REQUIREMENTS:
Report every line in the listing below where the string "management" shows up.

[Dataset items]
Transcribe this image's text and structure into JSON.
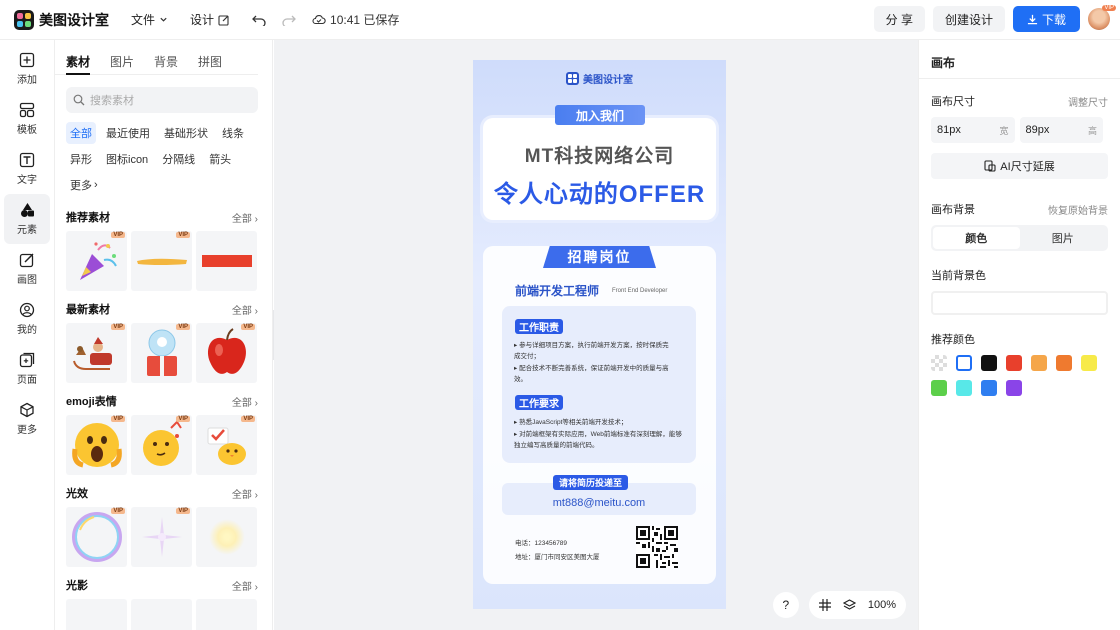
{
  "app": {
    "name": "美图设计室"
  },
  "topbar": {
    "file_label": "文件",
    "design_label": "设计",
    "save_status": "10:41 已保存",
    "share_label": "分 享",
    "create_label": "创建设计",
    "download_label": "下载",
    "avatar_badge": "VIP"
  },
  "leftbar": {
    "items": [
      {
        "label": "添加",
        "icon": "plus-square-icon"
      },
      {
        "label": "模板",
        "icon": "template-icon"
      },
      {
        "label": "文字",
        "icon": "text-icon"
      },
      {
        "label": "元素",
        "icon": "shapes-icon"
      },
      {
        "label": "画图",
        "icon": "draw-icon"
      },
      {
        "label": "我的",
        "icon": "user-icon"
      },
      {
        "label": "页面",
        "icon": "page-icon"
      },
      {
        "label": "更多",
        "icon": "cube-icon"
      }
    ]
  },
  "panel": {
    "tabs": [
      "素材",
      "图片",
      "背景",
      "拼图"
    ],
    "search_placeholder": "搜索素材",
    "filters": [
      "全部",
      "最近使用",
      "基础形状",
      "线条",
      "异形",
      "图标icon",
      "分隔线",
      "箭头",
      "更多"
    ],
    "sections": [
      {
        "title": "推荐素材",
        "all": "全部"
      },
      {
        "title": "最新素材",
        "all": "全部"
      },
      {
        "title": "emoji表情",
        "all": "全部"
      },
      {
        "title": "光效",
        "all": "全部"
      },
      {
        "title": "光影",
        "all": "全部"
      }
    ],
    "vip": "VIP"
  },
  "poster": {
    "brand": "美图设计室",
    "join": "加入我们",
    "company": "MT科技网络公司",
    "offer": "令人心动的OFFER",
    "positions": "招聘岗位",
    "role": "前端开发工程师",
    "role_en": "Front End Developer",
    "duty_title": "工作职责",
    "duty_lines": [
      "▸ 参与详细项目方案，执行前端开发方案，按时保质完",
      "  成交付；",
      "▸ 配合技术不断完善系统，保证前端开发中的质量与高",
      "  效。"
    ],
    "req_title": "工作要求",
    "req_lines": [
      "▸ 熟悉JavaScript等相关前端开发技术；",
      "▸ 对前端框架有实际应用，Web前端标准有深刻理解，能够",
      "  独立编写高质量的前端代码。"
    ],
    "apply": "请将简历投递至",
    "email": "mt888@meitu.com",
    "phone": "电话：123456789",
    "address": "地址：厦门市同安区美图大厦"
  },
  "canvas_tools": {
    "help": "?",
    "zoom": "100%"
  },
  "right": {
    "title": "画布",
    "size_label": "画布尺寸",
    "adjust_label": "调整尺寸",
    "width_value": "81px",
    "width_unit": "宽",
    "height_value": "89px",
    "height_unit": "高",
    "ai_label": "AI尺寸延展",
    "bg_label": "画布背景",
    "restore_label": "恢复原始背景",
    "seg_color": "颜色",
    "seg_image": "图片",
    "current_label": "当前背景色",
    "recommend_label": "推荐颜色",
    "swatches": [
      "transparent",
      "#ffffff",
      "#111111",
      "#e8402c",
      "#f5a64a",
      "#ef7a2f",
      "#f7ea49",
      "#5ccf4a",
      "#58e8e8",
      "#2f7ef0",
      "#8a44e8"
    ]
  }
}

...

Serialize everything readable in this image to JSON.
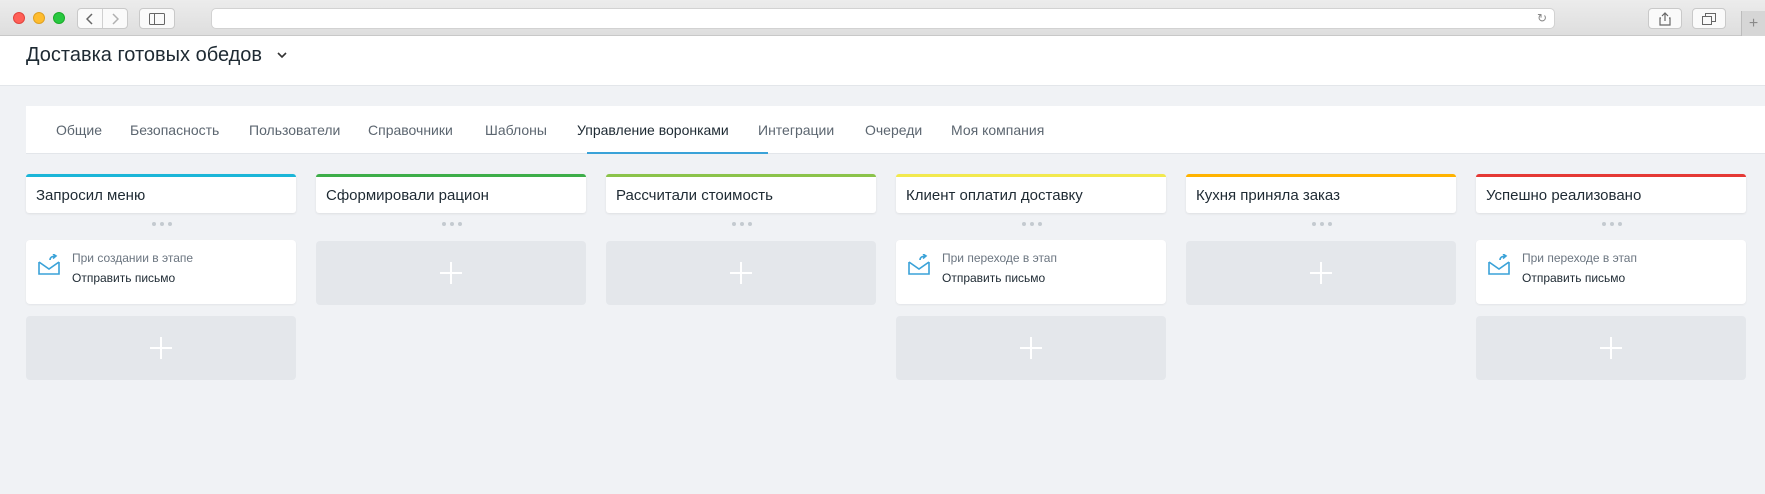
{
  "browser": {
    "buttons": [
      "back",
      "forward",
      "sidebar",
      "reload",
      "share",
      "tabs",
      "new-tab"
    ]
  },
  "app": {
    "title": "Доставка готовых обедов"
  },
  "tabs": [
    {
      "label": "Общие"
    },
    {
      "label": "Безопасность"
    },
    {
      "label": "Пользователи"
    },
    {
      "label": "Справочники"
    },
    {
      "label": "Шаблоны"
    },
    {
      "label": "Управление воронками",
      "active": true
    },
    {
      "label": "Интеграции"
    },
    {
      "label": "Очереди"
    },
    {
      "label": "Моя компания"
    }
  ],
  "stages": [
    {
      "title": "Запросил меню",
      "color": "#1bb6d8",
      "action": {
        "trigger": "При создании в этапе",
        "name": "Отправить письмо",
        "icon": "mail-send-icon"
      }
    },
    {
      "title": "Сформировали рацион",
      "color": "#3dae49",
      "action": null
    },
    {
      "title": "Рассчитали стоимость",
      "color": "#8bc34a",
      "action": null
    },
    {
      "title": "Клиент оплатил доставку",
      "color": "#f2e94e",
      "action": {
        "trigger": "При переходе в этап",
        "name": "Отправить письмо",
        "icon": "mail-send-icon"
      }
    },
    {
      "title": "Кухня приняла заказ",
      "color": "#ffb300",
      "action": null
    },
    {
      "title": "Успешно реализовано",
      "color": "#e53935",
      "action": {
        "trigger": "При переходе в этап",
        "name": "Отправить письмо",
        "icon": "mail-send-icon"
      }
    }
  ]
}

* * *

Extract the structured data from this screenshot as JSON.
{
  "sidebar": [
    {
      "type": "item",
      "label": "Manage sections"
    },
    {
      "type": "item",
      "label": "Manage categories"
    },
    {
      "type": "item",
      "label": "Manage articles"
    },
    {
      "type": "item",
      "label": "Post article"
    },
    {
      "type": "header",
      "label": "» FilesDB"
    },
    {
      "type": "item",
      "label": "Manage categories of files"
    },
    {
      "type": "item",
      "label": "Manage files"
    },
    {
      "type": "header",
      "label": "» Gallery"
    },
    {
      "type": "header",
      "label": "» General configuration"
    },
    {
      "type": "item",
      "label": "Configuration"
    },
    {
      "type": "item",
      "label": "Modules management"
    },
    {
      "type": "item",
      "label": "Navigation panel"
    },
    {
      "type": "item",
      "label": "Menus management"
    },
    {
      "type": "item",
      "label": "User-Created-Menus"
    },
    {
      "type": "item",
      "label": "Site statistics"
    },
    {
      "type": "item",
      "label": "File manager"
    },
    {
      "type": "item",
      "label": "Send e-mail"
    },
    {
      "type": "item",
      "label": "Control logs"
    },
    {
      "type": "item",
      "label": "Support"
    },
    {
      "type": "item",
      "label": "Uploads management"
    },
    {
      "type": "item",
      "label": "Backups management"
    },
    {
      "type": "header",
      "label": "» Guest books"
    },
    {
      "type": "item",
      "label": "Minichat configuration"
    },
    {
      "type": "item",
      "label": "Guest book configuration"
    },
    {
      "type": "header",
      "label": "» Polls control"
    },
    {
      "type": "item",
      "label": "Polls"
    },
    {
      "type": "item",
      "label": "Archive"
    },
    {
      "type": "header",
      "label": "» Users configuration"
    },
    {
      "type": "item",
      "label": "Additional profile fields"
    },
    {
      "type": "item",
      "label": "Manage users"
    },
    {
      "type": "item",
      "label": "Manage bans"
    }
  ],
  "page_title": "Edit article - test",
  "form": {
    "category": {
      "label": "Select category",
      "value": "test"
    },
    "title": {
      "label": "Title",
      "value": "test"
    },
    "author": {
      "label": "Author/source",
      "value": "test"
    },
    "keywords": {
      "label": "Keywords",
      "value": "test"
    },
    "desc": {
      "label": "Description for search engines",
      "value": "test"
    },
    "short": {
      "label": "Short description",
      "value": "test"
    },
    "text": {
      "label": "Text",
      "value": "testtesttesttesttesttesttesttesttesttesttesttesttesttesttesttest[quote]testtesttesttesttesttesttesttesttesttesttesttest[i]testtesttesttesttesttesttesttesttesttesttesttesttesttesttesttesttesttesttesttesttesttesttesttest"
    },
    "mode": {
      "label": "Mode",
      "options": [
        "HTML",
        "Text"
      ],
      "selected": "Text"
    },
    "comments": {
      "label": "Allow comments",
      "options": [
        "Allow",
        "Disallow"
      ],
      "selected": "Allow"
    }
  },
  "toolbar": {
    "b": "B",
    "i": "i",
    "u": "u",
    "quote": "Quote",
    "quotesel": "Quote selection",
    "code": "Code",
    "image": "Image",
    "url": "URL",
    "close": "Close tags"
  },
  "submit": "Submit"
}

FULL OUTPUT:
      "label": "Modules management"
      "label": "Menus management"
      "label": "Uploads management"
      "label": "Backups management"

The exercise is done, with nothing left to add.